- **The task**
The records should be written out in full, with nothing altered.
● ● ● ●
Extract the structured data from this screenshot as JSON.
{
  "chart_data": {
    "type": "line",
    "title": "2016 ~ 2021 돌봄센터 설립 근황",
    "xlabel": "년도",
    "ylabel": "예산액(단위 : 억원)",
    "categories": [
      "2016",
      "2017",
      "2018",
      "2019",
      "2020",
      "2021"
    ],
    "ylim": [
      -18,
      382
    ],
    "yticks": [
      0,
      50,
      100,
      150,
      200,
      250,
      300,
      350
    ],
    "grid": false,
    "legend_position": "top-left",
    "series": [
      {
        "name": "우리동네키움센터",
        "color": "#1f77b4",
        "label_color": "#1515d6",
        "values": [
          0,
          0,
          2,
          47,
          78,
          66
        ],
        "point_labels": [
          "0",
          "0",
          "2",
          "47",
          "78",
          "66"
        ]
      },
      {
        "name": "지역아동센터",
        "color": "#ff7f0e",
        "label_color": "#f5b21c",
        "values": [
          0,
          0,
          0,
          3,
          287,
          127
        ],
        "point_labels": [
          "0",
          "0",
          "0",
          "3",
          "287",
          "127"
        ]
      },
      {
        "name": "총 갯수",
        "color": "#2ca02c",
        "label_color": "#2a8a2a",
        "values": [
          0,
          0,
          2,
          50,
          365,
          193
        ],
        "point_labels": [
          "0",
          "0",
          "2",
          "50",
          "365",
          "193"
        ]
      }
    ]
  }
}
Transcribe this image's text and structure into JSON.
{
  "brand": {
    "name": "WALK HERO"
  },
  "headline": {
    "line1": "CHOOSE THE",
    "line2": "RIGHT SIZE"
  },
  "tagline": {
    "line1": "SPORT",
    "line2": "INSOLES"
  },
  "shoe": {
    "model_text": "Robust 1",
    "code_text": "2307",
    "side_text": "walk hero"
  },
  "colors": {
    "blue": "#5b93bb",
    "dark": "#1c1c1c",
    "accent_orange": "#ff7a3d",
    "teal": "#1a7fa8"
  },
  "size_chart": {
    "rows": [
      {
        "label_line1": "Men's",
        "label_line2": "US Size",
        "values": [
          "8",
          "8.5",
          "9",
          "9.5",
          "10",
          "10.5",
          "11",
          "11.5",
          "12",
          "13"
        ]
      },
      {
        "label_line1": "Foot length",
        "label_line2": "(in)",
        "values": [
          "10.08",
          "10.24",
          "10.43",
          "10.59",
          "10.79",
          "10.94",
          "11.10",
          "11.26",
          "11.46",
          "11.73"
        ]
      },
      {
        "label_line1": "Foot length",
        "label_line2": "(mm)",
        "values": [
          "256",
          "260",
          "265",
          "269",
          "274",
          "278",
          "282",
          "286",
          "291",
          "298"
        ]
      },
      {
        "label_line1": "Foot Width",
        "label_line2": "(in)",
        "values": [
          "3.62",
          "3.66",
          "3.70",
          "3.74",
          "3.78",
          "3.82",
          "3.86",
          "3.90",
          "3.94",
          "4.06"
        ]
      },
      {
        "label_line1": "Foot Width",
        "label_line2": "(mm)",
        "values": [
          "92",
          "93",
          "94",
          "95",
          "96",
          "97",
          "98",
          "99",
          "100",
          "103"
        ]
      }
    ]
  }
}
● ● ● ●
- **Exercise result**
Extract the structured data from this screenshot as JSON.
{
  "chart_data": {
    "type": "line",
    "title": "2016 ~ 2021 돌봄센터 설립 근황",
    "xlabel": "년도",
    "ylabel": "예산액(단위 : 억원)",
    "categories": [
      "2016",
      "2017",
      "2018",
      "2019",
      "2020",
      "2021"
    ],
    "ylim": [
      -18,
      382
    ],
    "yticks": [
      0,
      50,
      100,
      150,
      200,
      250,
      300,
      350
    ],
    "grid": false,
    "legend_position": "top-left",
    "series": [
      {
        "name": "우리동네키움센터",
        "color": "#1f77b4",
        "label_color": "#1515d6",
        "values": [
          0,
          0,
          2,
          47,
          78,
          66
        ],
        "point_labels": [
          "0",
          "0",
          "2",
          "47",
          "78",
          "66"
        ]
      },
      {
        "name": "지역아동센터",
        "color": "#ff7f0e",
        "label_color": "#f5b21c",
        "values": [
          0,
          0,
          0,
          3,
          287,
          127
        ],
        "point_labels": [
          "0",
          "0",
          "0",
          "3",
          "287",
          "127"
        ]
      },
      {
        "name": "총 갯수",
        "color": "#2ca02c",
        "label_color": "#2a8a2a",
        "values": [
          0,
          0,
          2,
          50,
          365,
          193
        ],
        "point_labels": [
          "0",
          "0",
          "2",
          "50",
          "365",
          "193"
        ]
      }
    ]
  }
}
Transcribe this image's text and structure into JSON.
{
  "brand": {
    "name": "WALK HERO"
  },
  "headline": {
    "line1": "CHOOSE THE",
    "line2": "RIGHT SIZE"
  },
  "tagline": {
    "line1": "SPORT",
    "line2": "INSOLES"
  },
  "shoe": {
    "model_text": "Robust 1",
    "code_text": "2307",
    "side_text": "walk hero"
  },
  "colors": {
    "blue": "#5b93bb",
    "dark": "#1c1c1c",
    "accent_orange": "#ff7a3d",
    "teal": "#1a7fa8"
  },
  "size_chart": {
    "rows": [
      {
        "label_line1": "Men's",
        "label_line2": "US Size",
        "values": [
          "8",
          "8.5",
          "9",
          "9.5",
          "10",
          "10.5",
          "11",
          "11.5",
          "12",
          "13"
        ]
      },
      {
        "label_line1": "Foot length",
        "label_line2": "(in)",
        "values": [
          "10.08",
          "10.24",
          "10.43",
          "10.59",
          "10.79",
          "10.94",
          "11.10",
          "11.26",
          "11.46",
          "11.73"
        ]
      },
      {
        "label_line1": "Foot length",
        "label_line2": "(mm)",
        "values": [
          "256",
          "260",
          "265",
          "269",
          "274",
          "278",
          "282",
          "286",
          "291",
          "298"
        ]
      },
      {
        "label_line1": "Foot Width",
        "label_line2": "(in)",
        "values": [
          "3.62",
          "3.66",
          "3.70",
          "3.74",
          "3.78",
          "3.82",
          "3.86",
          "3.90",
          "3.94",
          "4.06"
        ]
      },
      {
        "label_line1": "Foot Width",
        "label_line2": "(mm)",
        "values": [
          "92",
          "93",
          "94",
          "95",
          "96",
          "97",
          "98",
          "99",
          "100",
          "103"
        ]
      }
    ]
  }
}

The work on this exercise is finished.